:: Set problem ::
Find each line with the string "choisir" and copy it.

---- Data supplied

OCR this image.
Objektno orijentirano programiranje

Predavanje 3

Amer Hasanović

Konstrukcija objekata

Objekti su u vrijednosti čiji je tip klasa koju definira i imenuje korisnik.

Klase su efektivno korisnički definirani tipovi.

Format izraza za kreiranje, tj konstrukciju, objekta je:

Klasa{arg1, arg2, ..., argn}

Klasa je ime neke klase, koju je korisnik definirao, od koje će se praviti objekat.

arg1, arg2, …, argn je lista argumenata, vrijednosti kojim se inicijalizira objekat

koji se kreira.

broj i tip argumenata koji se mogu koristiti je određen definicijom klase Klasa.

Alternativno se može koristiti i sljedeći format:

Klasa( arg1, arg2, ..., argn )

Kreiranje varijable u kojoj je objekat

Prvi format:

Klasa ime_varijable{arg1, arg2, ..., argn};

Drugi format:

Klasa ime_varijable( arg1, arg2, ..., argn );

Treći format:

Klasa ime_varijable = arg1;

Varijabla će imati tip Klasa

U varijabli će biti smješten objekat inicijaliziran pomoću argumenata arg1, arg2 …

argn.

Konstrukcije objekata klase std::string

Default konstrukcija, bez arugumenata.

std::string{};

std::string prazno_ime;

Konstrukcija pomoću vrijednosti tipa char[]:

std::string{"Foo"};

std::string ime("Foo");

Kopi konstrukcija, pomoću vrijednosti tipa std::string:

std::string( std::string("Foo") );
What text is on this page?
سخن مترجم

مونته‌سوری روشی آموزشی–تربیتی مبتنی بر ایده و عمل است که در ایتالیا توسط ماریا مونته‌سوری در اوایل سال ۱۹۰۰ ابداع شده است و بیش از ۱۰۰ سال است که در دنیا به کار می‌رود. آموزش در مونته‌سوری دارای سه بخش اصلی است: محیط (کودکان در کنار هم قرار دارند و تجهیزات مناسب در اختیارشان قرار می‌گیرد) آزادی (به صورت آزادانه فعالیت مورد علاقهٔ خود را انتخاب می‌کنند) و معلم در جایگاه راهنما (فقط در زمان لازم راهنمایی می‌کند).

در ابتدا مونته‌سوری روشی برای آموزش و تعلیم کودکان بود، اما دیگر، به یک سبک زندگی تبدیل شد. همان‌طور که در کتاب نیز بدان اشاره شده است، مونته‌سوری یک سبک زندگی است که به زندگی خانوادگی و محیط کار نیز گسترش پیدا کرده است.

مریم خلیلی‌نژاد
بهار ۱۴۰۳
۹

--------
---- Data supplied

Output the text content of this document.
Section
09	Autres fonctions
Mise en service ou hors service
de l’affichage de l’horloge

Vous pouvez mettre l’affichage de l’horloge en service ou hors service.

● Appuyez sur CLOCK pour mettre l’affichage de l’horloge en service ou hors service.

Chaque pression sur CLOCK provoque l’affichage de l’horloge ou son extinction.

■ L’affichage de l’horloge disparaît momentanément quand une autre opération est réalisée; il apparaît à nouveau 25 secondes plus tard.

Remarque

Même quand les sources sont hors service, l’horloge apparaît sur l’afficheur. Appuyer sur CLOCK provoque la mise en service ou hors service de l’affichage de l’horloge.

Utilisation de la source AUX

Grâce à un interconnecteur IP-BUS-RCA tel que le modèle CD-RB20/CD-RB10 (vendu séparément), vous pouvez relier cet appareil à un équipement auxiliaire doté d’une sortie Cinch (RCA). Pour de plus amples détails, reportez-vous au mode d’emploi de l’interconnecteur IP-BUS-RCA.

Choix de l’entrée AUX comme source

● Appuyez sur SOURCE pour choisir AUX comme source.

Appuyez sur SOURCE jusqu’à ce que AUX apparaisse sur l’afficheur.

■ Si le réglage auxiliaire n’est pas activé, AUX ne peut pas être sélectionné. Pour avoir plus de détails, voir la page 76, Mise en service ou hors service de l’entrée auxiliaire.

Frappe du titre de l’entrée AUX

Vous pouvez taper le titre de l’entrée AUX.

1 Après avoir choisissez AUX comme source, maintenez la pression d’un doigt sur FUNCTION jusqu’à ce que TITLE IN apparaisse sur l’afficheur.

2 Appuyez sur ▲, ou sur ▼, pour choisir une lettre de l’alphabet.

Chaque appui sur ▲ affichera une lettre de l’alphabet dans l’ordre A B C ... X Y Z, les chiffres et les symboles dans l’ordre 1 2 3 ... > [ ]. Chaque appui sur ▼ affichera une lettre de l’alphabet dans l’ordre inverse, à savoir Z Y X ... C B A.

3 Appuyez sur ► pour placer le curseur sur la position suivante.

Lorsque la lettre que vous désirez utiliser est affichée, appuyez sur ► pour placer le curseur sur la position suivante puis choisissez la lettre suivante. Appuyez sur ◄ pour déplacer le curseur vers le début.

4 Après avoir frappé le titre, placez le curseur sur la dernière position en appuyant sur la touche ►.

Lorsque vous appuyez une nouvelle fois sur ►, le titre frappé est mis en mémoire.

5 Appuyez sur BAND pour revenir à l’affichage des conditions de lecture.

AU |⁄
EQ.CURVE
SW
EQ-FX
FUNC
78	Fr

--------

:: Exercise response ::
● Appuyez sur SOURCE pour choisir AUX comme source.
2 Appuyez sur ▲, ou sur ▼, pour choisir une lettre de l’alphabet.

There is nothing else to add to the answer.